Work required: Copy the records below exactly as they appear.

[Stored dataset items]
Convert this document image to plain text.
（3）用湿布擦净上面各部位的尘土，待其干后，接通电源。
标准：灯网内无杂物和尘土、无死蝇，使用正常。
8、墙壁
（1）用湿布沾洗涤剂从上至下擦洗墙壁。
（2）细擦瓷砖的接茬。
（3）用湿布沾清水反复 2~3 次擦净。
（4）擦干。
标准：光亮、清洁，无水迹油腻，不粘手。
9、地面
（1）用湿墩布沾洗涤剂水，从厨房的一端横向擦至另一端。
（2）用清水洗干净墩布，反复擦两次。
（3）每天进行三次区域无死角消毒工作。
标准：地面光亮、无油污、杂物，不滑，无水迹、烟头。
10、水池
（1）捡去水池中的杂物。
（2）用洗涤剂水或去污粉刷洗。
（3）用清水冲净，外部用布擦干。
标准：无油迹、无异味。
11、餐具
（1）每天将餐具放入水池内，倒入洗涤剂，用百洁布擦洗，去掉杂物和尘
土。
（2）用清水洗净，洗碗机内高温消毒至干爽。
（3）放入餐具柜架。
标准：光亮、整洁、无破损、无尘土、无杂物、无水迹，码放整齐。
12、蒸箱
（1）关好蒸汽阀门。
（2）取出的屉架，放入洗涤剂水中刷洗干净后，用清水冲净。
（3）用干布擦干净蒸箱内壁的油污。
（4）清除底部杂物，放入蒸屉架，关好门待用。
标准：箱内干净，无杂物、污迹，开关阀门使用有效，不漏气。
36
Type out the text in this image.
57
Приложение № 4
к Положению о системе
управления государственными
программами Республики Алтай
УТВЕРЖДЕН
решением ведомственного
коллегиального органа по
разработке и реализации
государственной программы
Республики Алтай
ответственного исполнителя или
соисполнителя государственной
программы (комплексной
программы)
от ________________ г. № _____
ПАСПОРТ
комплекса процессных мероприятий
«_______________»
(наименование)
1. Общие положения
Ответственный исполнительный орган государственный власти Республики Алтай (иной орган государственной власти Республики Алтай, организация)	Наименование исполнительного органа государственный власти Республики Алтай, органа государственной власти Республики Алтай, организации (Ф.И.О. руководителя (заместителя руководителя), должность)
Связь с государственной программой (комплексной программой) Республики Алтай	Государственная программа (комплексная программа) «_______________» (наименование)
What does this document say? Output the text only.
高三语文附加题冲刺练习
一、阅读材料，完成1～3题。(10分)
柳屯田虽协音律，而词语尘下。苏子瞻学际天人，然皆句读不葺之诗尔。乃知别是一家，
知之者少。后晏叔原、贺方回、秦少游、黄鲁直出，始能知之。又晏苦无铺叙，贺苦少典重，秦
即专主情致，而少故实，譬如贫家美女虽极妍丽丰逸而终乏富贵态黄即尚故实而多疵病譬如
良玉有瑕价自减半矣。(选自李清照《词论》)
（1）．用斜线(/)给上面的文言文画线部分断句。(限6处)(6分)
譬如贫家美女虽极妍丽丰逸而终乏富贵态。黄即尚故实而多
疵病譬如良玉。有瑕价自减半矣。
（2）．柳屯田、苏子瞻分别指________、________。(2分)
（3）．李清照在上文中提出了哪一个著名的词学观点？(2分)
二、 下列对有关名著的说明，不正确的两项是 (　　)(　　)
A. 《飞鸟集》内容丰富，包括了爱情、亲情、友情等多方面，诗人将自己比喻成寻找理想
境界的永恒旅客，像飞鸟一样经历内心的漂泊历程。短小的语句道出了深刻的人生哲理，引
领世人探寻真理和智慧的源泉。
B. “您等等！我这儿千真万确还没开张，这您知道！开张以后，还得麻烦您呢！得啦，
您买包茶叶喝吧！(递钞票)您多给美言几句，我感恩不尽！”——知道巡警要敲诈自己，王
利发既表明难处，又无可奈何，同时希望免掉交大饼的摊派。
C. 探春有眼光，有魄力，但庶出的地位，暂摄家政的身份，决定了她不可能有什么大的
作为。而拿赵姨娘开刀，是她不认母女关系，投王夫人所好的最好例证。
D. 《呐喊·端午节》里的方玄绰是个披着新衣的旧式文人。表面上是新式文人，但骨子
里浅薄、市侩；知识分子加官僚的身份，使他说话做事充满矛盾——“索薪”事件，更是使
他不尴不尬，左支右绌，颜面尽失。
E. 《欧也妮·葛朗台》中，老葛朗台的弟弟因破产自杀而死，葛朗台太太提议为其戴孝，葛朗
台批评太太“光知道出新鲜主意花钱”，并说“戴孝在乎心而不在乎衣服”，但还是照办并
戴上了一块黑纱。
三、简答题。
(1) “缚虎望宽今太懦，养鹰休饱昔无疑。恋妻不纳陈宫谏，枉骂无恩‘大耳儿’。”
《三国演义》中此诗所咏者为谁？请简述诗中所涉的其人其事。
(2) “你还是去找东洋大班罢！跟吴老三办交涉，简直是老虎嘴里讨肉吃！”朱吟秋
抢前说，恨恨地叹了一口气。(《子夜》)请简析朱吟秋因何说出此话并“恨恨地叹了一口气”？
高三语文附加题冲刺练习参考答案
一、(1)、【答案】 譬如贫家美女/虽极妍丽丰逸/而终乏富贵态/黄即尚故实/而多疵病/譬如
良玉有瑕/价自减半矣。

Output of the exercise:
Convert this document image to plain text.
（3）用湿布擦净上面各部位的尘土，待其干后，接通电源。
标准：灯网内无杂物和尘土、无死蝇，使用正常。
8、墙壁
（1）用湿布沾洗涤剂从上至下擦洗墙壁。
（2）细擦瓷砖的接茬。
（3）用湿布沾清水反复 2~3 次擦净。
（4）擦干。
标准：光亮、清洁，无水迹油腻，不粘手。
9、地面
（1）用湿墩布沾洗涤剂水，从厨房的一端横向擦至另一端。
（2）用清水洗干净墩布，反复擦两次。
（3）每天进行三次区域无死角消毒工作。
标准：地面光亮、无油污、杂物，不滑，无水迹、烟头。
10、水池
（1）捡去水池中的杂物。
（2）用洗涤剂水或去污粉刷洗。
（3）用清水冲净，外部用布擦干。
标准：无油迹、无异味。
11、餐具
（1）每天将餐具放入水池内，倒入洗涤剂，用百洁布擦洗，去掉杂物和尘
土。
（2）用清水洗净，洗碗机内高温消毒至干爽。
（3）放入餐具柜架。
标准：光亮、整洁、无破损、无尘土、无杂物、无水迹，码放整齐。
12、蒸箱
（1）关好蒸汽阀门。
（2）取出的屉架，放入洗涤剂水中刷洗干净后，用清水冲净。
（3）用干布擦干净蒸箱内壁的油污。
（4）清除底部杂物，放入蒸屉架，关好门待用。
标准：箱内干净，无杂物、污迹，开关阀门使用有效，不漏气。
36
Type out the text in this image.
57
Приложение № 4
к Положению о системе
управления государственными
программами Республики Алтай
УТВЕРЖДЕН
решением ведомственного
коллегиального органа по
разработке и реализации
государственной программы
Республики Алтай
ответственного исполнителя или
соисполнителя государственной
программы (комплексной
программы)
от ________________ г. № _____
ПАСПОРТ
комплекса процессных мероприятий
«_______________»
(наименование)
1. Общие положения
Ответственный исполнительный орган государственный власти Республики Алтай (иной орган государственной власти Республики Алтай, организация)	Наименование исполнительного органа государственный власти Республики Алтай, органа государственной власти Республики Алтай, организации (Ф.И.О. руководителя (заместителя руководителя), должность)
Связь с государственной программой (комплексной программой) Республики Алтай	Государственная программа (комплексная программа) «_______________» (наименование)
What does this document say? Output the text only.
高三语文附加题冲刺练习
一、阅读材料，完成1～3题。(10分)
柳屯田虽协音律，而词语尘下。苏子瞻学际天人，然皆句读不葺之诗尔。乃知别是一家，
知之者少。后晏叔原、贺方回、秦少游、黄鲁直出，始能知之。又晏苦无铺叙，贺苦少典重，秦
即专主情致，而少故实，譬如贫家美女虽极妍丽丰逸而终乏富贵态黄即尚故实而多疵病譬如
良玉有瑕价自减半矣。(选自李清照《词论》)
（1）．用斜线(/)给上面的文言文画线部分断句。(限6处)(6分)
譬如贫家美女虽极妍丽丰逸而终乏富贵态。黄即尚故实而多
疵病譬如良玉。有瑕价自减半矣。
（2）．柳屯田、苏子瞻分别指________、________。(2分)
（3）．李清照在上文中提出了哪一个著名的词学观点？(2分)
二、 下列对有关名著的说明，不正确的两项是 (　　)(　　)
A. 《飞鸟集》内容丰富，包括了爱情、亲情、友情等多方面，诗人将自己比喻成寻找理想
境界的永恒旅客，像飞鸟一样经历内心的漂泊历程。短小的语句道出了深刻的人生哲理，引
领世人探寻真理和智慧的源泉。
B. “您等等！我这儿千真万确还没开张，这您知道！开张以后，还得麻烦您呢！得啦，
您买包茶叶喝吧！(递钞票)您多给美言几句，我感恩不尽！”——知道巡警要敲诈自己，王
利发既表明难处，又无可奈何，同时希望免掉交大饼的摊派。
C. 探春有眼光，有魄力，但庶出的地位，暂摄家政的身份，决定了她不可能有什么大的
作为。而拿赵姨娘开刀，是她不认母女关系，投王夫人所好的最好例证。
D. 《呐喊·端午节》里的方玄绰是个披着新衣的旧式文人。表面上是新式文人，但骨子
里浅薄、市侩；知识分子加官僚的身份，使他说话做事充满矛盾——“索薪”事件，更是使
他不尴不尬，左支右绌，颜面尽失。
E. 《欧也妮·葛朗台》中，老葛朗台的弟弟因破产自杀而死，葛朗台太太提议为其戴孝，葛朗
台批评太太“光知道出新鲜主意花钱”，并说“戴孝在乎心而不在乎衣服”，但还是照办并
戴上了一块黑纱。
三、简答题。
(1) “缚虎望宽今太懦，养鹰休饱昔无疑。恋妻不纳陈宫谏，枉骂无恩‘大耳儿’。”
《三国演义》中此诗所咏者为谁？请简述诗中所涉的其人其事。
(2) “你还是去找东洋大班罢！跟吴老三办交涉，简直是老虎嘴里讨肉吃！”朱吟秋
抢前说，恨恨地叹了一口气。(《子夜》)请简析朱吟秋因何说出此话并“恨恨地叹了一口气”？
高三语文附加题冲刺练习参考答案
一、(1)、【答案】 譬如贫家美女/虽极妍丽丰逸/而终乏富贵态/黄即尚故实/而多疵病/譬如
良玉有瑕/价自减半矣。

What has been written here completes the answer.